*GIVEN TASK A*.
Reproduce the post on probing a prospect's pain word for word, from start to finish.

*DOCUMENT EXTRACT*.
┌──

Friday, July 17, 2009

Pick the Scab

Sorry, we don't mean to be gross. It's just that it's such a great way to remember to probe further into your prospect's pain. Sales trainer Kelley Robertson explains:

"Sales professionals usually ask a few questions in order to gain a better understanding of their prospect's situation. However, most of them don't probe deep enough into the size and scope of the problem or situation. I remember hearing a great phrase from another sales trainer/coach (I think it was Tom Stoyan). He suggested that salespeople "pick at their prospect's scab," referring to the pain or problem that a prospect may be facing."

"Your objective in taking this approach is to help your prospect discover the implication or impact of an issue or problem," says Robertson. "When you talk to a new prospect and they express a particular concern or problem, take a few moments and probe a bit deeper."

└──

*THE RECORDS*.
┌──

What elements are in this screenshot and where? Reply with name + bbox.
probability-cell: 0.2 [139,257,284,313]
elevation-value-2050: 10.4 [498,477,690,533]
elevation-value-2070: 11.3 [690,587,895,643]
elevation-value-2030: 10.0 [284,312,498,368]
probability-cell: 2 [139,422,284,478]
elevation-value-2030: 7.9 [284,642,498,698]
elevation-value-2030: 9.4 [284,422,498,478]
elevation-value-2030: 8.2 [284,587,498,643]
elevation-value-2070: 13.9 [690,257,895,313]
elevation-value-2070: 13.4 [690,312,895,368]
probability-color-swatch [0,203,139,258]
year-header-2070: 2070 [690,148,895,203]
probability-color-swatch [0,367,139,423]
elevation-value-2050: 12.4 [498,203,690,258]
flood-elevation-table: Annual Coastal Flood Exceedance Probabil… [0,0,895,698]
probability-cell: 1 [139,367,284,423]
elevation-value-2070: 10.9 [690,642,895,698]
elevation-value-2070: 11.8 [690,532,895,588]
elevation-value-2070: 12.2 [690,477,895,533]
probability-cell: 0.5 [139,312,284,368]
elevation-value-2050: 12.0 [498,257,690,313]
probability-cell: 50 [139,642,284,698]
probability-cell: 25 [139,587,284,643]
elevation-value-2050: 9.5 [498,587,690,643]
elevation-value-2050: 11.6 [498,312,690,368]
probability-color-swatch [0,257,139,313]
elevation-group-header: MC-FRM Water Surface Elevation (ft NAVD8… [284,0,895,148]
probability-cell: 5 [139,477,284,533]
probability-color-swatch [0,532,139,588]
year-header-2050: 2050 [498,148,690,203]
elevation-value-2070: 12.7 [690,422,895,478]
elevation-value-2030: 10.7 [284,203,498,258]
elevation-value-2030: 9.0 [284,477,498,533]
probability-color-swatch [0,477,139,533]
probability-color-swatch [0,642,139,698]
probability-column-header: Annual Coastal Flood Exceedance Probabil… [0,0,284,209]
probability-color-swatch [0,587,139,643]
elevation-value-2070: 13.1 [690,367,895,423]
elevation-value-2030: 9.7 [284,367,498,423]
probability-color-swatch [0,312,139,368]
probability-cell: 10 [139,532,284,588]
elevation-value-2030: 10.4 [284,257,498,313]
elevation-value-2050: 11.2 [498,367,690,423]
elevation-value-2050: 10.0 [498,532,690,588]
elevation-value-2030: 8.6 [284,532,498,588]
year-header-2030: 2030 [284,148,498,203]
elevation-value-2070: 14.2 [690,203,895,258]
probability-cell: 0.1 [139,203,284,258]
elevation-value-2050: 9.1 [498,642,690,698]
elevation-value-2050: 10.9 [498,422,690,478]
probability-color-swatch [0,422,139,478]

└──

*GIVEN TASK B*.
Render the records as a numbered list, leaving out blank lines. Begin at the start of the records and stop after the line that contains "probability-color-swatch [0,203,139,258]".

*ANSWER A*.
Friday, July 17, 2009

Pick the Scab

Sorry, we don't mean to be gross. It's just that it's such a great way to remember to probe further into your prospect's pain. Sales trainer Kelley Robertson explains:

"Sales professionals usually ask a few questions in order to gain a better understanding of their prospect's situation. However, most of them don't probe deep enough into the size and scope of the problem or situation. I remember hearing a great phrase from another sales trainer/coach (I think it was Tom Stoyan). He suggested that salespeople "pick at their prospect's scab," referring to the pain or problem that a prospect may be facing."

"Your objective in taking this approach is to help your prospect discover the implication or impact of an issue or problem," says Robertson. "When you talk to a new prospect and they express a particular concern or problem, take a few moments and probe a bit deeper."

*ANSWER B*.
1. What elements are in this screenshot and where? Reply with name + bbox.
2. probability-cell: 0.2 [139,257,284,313]
3. elevation-value-2050: 10.4 [498,477,690,533]
4. elevation-value-2070: 11.3 [690,587,895,643]
5. elevation-value-2030: 10.0 [284,312,498,368]
6. probability-cell: 2 [139,422,284,478]
7. elevation-value-2030: 7.9 [284,642,498,698]
8. elevation-value-2030: 9.4 [284,422,498,478]
9. elevation-value-2030: 8.2 [284,587,498,643]
10. elevation-value-2070: 13.9 [690,257,895,313]
11. elevation-value-2070: 13.4 [690,312,895,368]
12. probability-color-swatch [0,203,139,258]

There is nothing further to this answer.